▶ **Aim of the exercise**: In full and without deviation, write out the entries that follow.

===============

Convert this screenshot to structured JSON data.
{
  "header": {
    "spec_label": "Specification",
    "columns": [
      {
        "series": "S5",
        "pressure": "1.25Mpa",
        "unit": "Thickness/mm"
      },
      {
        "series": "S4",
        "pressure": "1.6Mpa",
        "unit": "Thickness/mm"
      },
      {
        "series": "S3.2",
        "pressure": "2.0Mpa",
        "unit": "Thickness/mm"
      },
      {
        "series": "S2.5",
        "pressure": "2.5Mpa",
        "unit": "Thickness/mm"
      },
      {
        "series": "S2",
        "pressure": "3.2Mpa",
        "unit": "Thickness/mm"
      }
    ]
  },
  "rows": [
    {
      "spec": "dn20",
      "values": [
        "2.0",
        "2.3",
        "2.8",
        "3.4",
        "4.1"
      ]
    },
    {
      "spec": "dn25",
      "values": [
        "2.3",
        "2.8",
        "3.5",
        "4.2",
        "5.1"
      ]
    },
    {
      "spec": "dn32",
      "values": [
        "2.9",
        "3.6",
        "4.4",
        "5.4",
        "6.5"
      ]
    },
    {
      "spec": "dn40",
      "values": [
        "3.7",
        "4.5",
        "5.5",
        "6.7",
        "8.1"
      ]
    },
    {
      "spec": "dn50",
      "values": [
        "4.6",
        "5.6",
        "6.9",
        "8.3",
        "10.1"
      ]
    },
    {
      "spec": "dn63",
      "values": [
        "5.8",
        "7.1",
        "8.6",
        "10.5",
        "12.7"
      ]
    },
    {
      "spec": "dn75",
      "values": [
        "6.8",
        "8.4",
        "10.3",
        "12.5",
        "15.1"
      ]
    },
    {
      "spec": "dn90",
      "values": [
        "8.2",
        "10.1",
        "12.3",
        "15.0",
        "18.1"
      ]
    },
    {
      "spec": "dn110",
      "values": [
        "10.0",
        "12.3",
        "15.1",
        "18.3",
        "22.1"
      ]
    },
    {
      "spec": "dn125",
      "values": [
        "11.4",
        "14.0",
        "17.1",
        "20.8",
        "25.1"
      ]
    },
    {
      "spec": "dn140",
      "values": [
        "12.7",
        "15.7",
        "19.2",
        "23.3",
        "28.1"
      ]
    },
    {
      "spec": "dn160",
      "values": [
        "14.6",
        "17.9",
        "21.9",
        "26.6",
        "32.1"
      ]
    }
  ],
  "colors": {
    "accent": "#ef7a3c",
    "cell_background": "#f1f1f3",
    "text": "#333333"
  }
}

===============

▶ **Solution**:
Convert this screenshot to structured JSON data.
{
  "header": {
    "spec_label": "Specification",
    "columns": [
      {
        "series": "S5",
        "pressure": "1.25Mpa",
        "unit": "Thickness/mm"
      },
      {
        "series": "S4",
        "pressure": "1.6Mpa",
        "unit": "Thickness/mm"
      },
      {
        "series": "S3.2",
        "pressure": "2.0Mpa",
        "unit": "Thickness/mm"
      },
      {
        "series": "S2.5",
        "pressure": "2.5Mpa",
        "unit": "Thickness/mm"
      },
      {
        "series": "S2",
        "pressure": "3.2Mpa",
        "unit": "Thickness/mm"
      }
    ]
  },
  "rows": [
    {
      "spec": "dn20",
      "values": [
        "2.0",
        "2.3",
        "2.8",
        "3.4",
        "4.1"
      ]
    },
    {
      "spec": "dn25",
      "values": [
        "2.3",
        "2.8",
        "3.5",
        "4.2",
        "5.1"
      ]
    },
    {
      "spec": "dn32",
      "values": [
        "2.9",
        "3.6",
        "4.4",
        "5.4",
        "6.5"
      ]
    },
    {
      "spec": "dn40",
      "values": [
        "3.7",
        "4.5",
        "5.5",
        "6.7",
        "8.1"
      ]
    },
    {
      "spec": "dn50",
      "values": [
        "4.6",
        "5.6",
        "6.9",
        "8.3",
        "10.1"
      ]
    },
    {
      "spec": "dn63",
      "values": [
        "5.8",
        "7.1",
        "8.6",
        "10.5",
        "12.7"
      ]
    },
    {
      "spec": "dn75",
      "values": [
        "6.8",
        "8.4",
        "10.3",
        "12.5",
        "15.1"
      ]
    },
    {
      "spec": "dn90",
      "values": [
        "8.2",
        "10.1",
        "12.3",
        "15.0",
        "18.1"
      ]
    },
    {
      "spec": "dn110",
      "values": [
        "10.0",
        "12.3",
        "15.1",
        "18.3",
        "22.1"
      ]
    },
    {
      "spec": "dn125",
      "values": [
        "11.4",
        "14.0",
        "17.1",
        "20.8",
        "25.1"
      ]
    },
    {
      "spec": "dn140",
      "values": [
        "12.7",
        "15.7",
        "19.2",
        "23.3",
        "28.1"
      ]
    },
    {
      "spec": "dn160",
      "values": [
        "14.6",
        "17.9",
        "21.9",
        "26.6",
        "32.1"
      ]
    }
  ],
  "colors": {
    "accent": "#ef7a3c",
    "cell_background": "#f1f1f3",
    "text": "#333333"
  }
}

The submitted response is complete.